* [Written request]
Would you quote every entry exactly, dropping only the pictures?

Dataset entries
## start
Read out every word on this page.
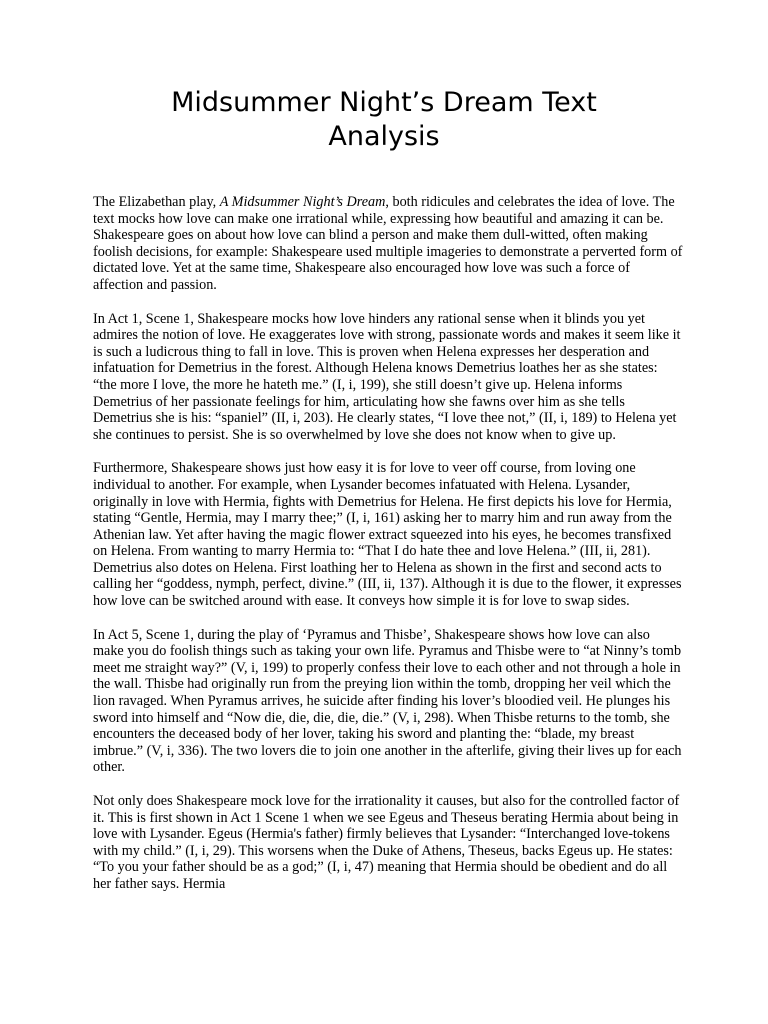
Midsummer Night’s Dream Text
Analysis

The Elizabethan play, A Midsummer Night’s Dream, both ridicules and celebrates the idea of love. The text mocks how love can make one irrational while, expressing how beautiful and amazing it can be. Shakespeare goes on about how love can blind a person and make them dull-witted, often making foolish decisions, for example: Shakespeare used multiple imageries to demonstrate a perverted form of dictated love. Yet at the same time, Shakespeare also encouraged how love was such a force of affection and passion.

In Act 1, Scene 1, Shakespeare mocks how love hinders any rational sense when it blinds you yet admires the notion of love. He exaggerates love with strong, passionate words and makes it seem like it is such a ludicrous thing to fall in love. This is proven when Helena expresses her desperation and infatuation for Demetrius in the forest. Although Helena knows Demetrius loathes her as she states: “the more I love, the more he hateth me.” (I, i, 199), she still doesn’t give up. Helena informs Demetrius of her passionate feelings for him, articulating how she fawns over him as she tells Demetrius she is his: “spaniel” (II, i, 203). He clearly states, “I love thee not,” (II, i, 189) to Helena yet she continues to persist. She is so overwhelmed by love she does not know when to give up.

Furthermore, Shakespeare shows just how easy it is for love to veer off course, from loving one individual to another. For example, when Lysander becomes infatuated with Helena. Lysander, originally in love with Hermia, fights with Demetrius for Helena. He first depicts his love for Hermia, stating “Gentle, Hermia, may I marry thee;” (I, i, 161) asking her to marry him and run away from the Athenian law. Yet after having the magic flower extract squeezed into his eyes, he becomes transfixed on Helena. From wanting to marry Hermia to: “That I do hate thee and love Helena.” (III, ii, 281). Demetrius also dotes on Helena. First loathing her to Helena as shown in the first and second acts to calling her “goddess, nymph, perfect, divine.” (III, ii, 137). Although it is due to the flower, it expresses how love can be switched around with ease. It conveys how simple it is for love to swap sides.

In Act 5, Scene 1, during the play of ‘Pyramus and Thisbe’, Shakespeare shows how love can also make you do foolish things such as taking your own life. Pyramus and Thisbe were to “at Ninny’s tomb meet me straight way?” (V, i, 199) to properly confess their love to each other and not through a hole in the wall. Thisbe had originally run from the preying lion within the tomb, dropping her veil which the lion ravaged. When Pyramus arrives, he suicide after finding his lover’s bloodied veil. He plunges his sword into himself and “Now die, die, die, die, die.” (V, i, 298). When Thisbe returns to the tomb, she encounters the deceased body of her lover, taking his sword and planting the: “blade, my breast imbrue.” (V, i, 336). The two lovers die to join one another in the afterlife, giving their lives up for each other.

Not only does Shakespeare mock love for the irrationality it causes, but also for the controlled factor of it. This is first shown in Act 1 Scene 1 when we see Egeus and Theseus berating Hermia about being in love with Lysander. Egeus (Hermia's father) firmly believes that Lysander: “Interchanged love-tokens with my child.” (I, i, 29). This worsens when the Duke of Athens, Theseus, backs Egeus up. He states: “To you your father should be as a god;” (I, i, 47) meaning that Hermia should be obedient and do all her father says. Hermia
## end
* [Solution]
Read out every word on this page.
Midsummer Night’s Dream Text
Analysis

The Elizabethan play, A Midsummer Night’s Dream, both ridicules and celebrates the idea of love. The text mocks how love can make one irrational while, expressing how beautiful and amazing it can be. Shakespeare goes on about how love can blind a person and make them dull-witted, often making foolish decisions, for example: Shakespeare used multiple imageries to demonstrate a perverted form of dictated love. Yet at the same time, Shakespeare also encouraged how love was such a force of affection and passion.

In Act 1, Scene 1, Shakespeare mocks how love hinders any rational sense when it blinds you yet admires the notion of love. He exaggerates love with strong, passionate words and makes it seem like it is such a ludicrous thing to fall in love. This is proven when Helena expresses her desperation and infatuation for Demetrius in the forest. Although Helena knows Demetrius loathes her as she states: “the more I love, the more he hateth me.” (I, i, 199), she still doesn’t give up. Helena informs Demetrius of her passionate feelings for him, articulating how she fawns over him as she tells Demetrius she is his: “spaniel” (II, i, 203). He clearly states, “I love thee not,” (II, i, 189) to Helena yet she continues to persist. She is so overwhelmed by love she does not know when to give up.

Furthermore, Shakespeare shows just how easy it is for love to veer off course, from loving one individual to another. For example, when Lysander becomes infatuated with Helena. Lysander, originally in love with Hermia, fights with Demetrius for Helena. He first depicts his love for Hermia, stating “Gentle, Hermia, may I marry thee;” (I, i, 161) asking her to marry him and run away from the Athenian law. Yet after having the magic flower extract squeezed into his eyes, he becomes transfixed on Helena. From wanting to marry Hermia to: “That I do hate thee and love Helena.” (III, ii, 281). Demetrius also dotes on Helena. First loathing her to Helena as shown in the first and second acts to calling her “goddess, nymph, perfect, divine.” (III, ii, 137). Although it is due to the flower, it expresses how love can be switched around with ease. It conveys how simple it is for love to swap sides.

In Act 5, Scene 1, during the play of ‘Pyramus and Thisbe’, Shakespeare shows how love can also make you do foolish things such as taking your own life. Pyramus and Thisbe were to “at Ninny’s tomb meet me straight way?” (V, i, 199) to properly confess their love to each other and not through a hole in the wall. Thisbe had originally run from the preying lion within the tomb, dropping her veil which the lion ravaged. When Pyramus arrives, he suicide after finding his lover’s bloodied veil. He plunges his sword into himself and “Now die, die, die, die, die.” (V, i, 298). When Thisbe returns to the tomb, she encounters the deceased body of her lover, taking his sword and planting the: “blade, my breast imbrue.” (V, i, 336). The two lovers die to join one another in the afterlife, giving their lives up for each other.

Not only does Shakespeare mock love for the irrationality it causes, but also for the controlled factor of it. This is first shown in Act 1 Scene 1 when we see Egeus and Theseus berating Hermia about being in love with Lysander. Egeus (Hermia's father) firmly believes that Lysander: “Interchanged love-tokens with my child.” (I, i, 29). This worsens when the Duke of Athens, Theseus, backs Egeus up. He states: “To you your father should be as a god;” (I, i, 47) meaning that Hermia should be obedient and do all her father says. Hermia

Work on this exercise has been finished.